◆ Exercise ◆
Output the lines from the start of the records through the line with "locked-card[interactable]: 集市4级解锁 xyxy=(49,920,267,1182)" as a JSON list of strings, one string per line, skipping any blank lines.

◆ Given data ◆
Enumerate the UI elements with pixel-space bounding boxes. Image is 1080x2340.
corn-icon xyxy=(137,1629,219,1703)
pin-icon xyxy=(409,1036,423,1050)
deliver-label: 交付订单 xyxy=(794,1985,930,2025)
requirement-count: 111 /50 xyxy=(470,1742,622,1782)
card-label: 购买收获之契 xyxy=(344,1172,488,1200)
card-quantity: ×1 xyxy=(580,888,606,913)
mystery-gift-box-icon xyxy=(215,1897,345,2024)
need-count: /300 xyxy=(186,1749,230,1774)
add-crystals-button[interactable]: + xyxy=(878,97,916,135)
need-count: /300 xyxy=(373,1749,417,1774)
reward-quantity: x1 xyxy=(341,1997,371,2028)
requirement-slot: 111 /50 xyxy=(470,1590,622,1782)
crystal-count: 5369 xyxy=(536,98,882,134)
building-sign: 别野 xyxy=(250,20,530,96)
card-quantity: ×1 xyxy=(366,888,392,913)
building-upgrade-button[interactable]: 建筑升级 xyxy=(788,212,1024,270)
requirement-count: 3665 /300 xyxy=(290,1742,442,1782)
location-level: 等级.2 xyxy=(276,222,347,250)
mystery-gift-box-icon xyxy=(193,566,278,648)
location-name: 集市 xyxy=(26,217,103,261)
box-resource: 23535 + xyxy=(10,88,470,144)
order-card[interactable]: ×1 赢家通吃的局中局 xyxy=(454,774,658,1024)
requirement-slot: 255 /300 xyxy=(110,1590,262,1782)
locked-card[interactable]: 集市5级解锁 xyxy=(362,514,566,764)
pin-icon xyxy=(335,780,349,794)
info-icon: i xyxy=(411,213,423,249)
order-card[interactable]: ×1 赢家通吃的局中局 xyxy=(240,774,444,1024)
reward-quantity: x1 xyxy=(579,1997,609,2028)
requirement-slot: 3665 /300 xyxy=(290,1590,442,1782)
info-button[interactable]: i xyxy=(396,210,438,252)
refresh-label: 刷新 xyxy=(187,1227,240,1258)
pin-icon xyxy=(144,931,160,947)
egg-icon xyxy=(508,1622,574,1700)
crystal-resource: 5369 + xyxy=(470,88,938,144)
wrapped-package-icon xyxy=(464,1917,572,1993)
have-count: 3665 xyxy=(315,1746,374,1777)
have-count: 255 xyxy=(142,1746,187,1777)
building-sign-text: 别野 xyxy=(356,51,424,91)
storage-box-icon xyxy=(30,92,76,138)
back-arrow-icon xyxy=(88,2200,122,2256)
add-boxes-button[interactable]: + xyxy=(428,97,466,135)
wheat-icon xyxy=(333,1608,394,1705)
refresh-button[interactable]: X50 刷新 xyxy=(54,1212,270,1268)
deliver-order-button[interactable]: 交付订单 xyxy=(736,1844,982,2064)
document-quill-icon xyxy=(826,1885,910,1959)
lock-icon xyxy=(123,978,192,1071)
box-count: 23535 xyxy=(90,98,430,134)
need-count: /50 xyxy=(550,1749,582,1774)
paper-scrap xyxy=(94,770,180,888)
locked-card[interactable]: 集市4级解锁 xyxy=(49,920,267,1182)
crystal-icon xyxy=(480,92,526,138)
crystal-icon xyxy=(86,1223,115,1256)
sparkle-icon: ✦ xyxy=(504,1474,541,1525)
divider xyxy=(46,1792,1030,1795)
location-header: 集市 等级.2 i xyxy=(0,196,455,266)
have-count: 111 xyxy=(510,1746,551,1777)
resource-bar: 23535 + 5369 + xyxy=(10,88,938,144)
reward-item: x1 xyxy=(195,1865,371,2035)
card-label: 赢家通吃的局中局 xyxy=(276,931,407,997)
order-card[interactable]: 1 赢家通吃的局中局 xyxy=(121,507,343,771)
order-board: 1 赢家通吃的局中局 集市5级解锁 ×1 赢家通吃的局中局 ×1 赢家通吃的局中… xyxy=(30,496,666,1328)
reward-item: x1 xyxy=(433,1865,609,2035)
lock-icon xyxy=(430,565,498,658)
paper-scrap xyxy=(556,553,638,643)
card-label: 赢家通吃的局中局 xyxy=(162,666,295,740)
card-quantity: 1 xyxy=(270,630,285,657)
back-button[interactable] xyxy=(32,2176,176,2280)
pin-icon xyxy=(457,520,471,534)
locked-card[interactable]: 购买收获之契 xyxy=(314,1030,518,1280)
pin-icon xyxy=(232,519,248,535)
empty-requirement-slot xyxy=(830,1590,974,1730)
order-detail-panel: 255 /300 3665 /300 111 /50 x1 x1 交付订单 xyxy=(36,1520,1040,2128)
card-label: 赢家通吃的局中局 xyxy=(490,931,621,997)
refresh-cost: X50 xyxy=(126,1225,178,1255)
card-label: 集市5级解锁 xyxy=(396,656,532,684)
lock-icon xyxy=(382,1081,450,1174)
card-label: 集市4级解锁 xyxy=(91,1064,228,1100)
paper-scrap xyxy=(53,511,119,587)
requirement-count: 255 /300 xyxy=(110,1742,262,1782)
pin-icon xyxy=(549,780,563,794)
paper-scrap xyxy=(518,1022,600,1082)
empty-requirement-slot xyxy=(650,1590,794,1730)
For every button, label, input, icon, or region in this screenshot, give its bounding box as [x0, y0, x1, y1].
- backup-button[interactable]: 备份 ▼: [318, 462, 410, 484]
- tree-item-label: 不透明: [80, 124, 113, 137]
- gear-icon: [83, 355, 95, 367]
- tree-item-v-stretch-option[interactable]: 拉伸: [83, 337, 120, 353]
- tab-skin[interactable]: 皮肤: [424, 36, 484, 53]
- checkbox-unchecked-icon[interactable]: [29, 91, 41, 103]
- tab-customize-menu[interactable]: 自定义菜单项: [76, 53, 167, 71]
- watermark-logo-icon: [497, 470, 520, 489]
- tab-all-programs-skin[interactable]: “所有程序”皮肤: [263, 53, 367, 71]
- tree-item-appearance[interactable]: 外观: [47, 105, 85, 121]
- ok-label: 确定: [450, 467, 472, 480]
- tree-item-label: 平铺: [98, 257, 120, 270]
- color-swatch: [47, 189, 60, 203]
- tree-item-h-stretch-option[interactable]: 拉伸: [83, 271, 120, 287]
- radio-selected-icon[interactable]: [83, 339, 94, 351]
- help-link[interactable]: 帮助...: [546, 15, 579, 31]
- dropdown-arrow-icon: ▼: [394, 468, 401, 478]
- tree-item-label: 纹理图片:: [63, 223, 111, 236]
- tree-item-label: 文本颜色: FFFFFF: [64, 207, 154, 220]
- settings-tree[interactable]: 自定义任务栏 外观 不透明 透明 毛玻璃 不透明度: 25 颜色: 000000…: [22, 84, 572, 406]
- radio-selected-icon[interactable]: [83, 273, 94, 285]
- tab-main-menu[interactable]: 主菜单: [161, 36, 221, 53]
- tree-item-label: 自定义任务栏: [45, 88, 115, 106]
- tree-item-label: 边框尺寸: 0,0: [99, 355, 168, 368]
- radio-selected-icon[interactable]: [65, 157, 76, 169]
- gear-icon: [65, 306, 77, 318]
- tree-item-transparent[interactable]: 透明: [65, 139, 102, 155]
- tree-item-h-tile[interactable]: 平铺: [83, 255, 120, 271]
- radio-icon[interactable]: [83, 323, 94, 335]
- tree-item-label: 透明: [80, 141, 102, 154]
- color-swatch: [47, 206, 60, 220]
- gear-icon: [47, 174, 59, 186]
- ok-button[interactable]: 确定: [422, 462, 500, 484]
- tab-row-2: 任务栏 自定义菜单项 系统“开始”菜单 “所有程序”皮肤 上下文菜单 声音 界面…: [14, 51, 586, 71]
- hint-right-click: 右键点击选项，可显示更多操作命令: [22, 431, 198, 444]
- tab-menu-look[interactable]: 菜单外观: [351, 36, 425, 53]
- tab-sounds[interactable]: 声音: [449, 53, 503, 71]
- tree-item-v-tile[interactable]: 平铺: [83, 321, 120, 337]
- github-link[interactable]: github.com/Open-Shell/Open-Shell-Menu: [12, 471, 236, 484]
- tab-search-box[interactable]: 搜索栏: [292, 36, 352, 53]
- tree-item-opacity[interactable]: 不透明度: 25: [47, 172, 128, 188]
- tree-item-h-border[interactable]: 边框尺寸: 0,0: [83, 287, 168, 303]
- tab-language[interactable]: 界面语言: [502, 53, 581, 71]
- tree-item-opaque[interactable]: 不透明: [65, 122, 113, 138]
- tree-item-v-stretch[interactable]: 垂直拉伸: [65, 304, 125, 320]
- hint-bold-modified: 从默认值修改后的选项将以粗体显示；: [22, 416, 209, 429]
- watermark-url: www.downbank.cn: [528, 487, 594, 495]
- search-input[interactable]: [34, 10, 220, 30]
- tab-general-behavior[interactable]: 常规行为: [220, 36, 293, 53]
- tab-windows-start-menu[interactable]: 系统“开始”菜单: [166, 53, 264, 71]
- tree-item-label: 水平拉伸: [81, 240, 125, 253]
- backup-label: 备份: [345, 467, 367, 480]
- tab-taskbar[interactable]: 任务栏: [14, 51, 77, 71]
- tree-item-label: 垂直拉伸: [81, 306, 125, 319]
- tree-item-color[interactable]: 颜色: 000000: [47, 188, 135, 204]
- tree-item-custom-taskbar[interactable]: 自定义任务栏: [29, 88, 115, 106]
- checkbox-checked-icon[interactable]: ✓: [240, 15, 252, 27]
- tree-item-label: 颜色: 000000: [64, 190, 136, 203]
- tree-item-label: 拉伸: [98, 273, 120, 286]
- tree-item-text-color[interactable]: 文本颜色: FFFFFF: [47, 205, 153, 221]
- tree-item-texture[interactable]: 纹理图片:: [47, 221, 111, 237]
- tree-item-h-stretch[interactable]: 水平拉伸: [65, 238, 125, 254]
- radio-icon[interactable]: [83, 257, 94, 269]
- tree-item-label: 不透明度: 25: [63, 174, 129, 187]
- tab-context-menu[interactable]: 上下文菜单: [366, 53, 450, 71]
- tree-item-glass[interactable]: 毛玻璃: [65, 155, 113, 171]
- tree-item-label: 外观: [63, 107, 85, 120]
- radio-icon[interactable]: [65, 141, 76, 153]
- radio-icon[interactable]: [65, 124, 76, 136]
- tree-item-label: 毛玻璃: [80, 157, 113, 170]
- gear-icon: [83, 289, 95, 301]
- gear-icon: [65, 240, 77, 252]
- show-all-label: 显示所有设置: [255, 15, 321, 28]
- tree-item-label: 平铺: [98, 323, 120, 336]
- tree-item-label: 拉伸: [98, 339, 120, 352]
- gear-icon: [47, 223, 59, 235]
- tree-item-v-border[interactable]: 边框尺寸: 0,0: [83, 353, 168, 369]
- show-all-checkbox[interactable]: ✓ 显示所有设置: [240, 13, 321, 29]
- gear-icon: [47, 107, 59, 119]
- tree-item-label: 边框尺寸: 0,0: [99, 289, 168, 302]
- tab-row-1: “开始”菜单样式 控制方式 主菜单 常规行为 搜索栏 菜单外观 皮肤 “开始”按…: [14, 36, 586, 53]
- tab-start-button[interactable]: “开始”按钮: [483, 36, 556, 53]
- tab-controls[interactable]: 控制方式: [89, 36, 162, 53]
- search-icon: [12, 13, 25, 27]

◆ Solved problem ◆
[
  "Enumerate the UI elements with pixel-space bounding boxes. Image is 1080x2340.",
  "corn-icon xyxy=(137,1629,219,1703)",
  "pin-icon xyxy=(409,1036,423,1050)",
  "deliver-label: 交付订单 xyxy=(794,1985,930,2025)",
  "requirement-count: 111 /50 xyxy=(470,1742,622,1782)",
  "card-label: 购买收获之契 xyxy=(344,1172,488,1200)",
  "card-quantity: ×1 xyxy=(580,888,606,913)",
  "mystery-gift-box-icon xyxy=(215,1897,345,2024)",
  "need-count: /300 xyxy=(186,1749,230,1774)",
  "add-crystals-button[interactable]: + xyxy=(878,97,916,135)",
  "need-count: /300 xyxy=(373,1749,417,1774)",
  "reward-quantity: x1 xyxy=(341,1997,371,2028)",
  "requirement-slot: 111 /50 xyxy=(470,1590,622,1782)",
  "crystal-count: 5369 xyxy=(536,98,882,134)",
  "building-sign: 别野 xyxy=(250,20,530,96)",
  "card-quantity: ×1 xyxy=(366,888,392,913)",
  "building-upgrade-button[interactable]: 建筑升级 xyxy=(788,212,1024,270)",
  "requirement-count: 3665 /300 xyxy=(290,1742,442,1782)",
  "location-level: 等级.2 xyxy=(276,222,347,250)",
  "mystery-gift-box-icon xyxy=(193,566,278,648)",
  "location-name: 集市 xyxy=(26,217,103,261)",
  "box-resource: 23535 + xyxy=(10,88,470,144)",
  "order-card[interactable]: ×1 赢家通吃的局中局 xyxy=(454,774,658,1024)",
  "requirement-slot: 255 /300 xyxy=(110,1590,262,1782)",
  "locked-card[interactable]: 集市5级解锁 xyxy=(362,514,566,764)",
  "pin-icon xyxy=(335,780,349,794)",
  "info-icon: i xyxy=(411,213,423,249)",
  "order-card[interactable]: ×1 赢家通吃的局中局 xyxy=(240,774,444,1024)",
  "reward-quantity: x1 xyxy=(579,1997,609,2028)",
  "requirement-slot: 3665 /300 xyxy=(290,1590,442,1782)",
  "info-button[interactable]: i xyxy=(396,210,438,252)",
  "refresh-label: 刷新 xyxy=(187,1227,240,1258)",
  "pin-icon xyxy=(144,931,160,947)",
  "egg-icon xyxy=(508,1622,574,1700)",
  "crystal-resource: 5369 + xyxy=(470,88,938,144)",
  "wrapped-package-icon xyxy=(464,1917,572,1993)",
  "have-count: 3665 xyxy=(315,1746,374,1777)",
  "have-count: 255 xyxy=(142,1746,187,1777)",
  "building-sign-text: 别野 xyxy=(356,51,424,91)",
  "storage-box-icon xyxy=(30,92,76,138)",
  "back-arrow-icon xyxy=(88,2200,122,2256)",
  "add-boxes-button[interactable]: + xyxy=(428,97,466,135)",
  "wheat-icon xyxy=(333,1608,394,1705)",
  "refresh-button[interactable]: X50 刷新 xyxy=(54,1212,270,1268)",
  "deliver-order-button[interactable]: 交付订单 xyxy=(736,1844,982,2064)",
  "document-quill-icon xyxy=(826,1885,910,1959)",
  "lock-icon xyxy=(123,978,192,1071)",
  "box-count: 23535 xyxy=(90,98,430,134)",
  "need-count: /50 xyxy=(550,1749,582,1774)",
  "paper-scrap xyxy=(94,770,180,888)",
  "locked-card[interactable]: 集市4级解锁 xyxy=(49,920,267,1182)"
]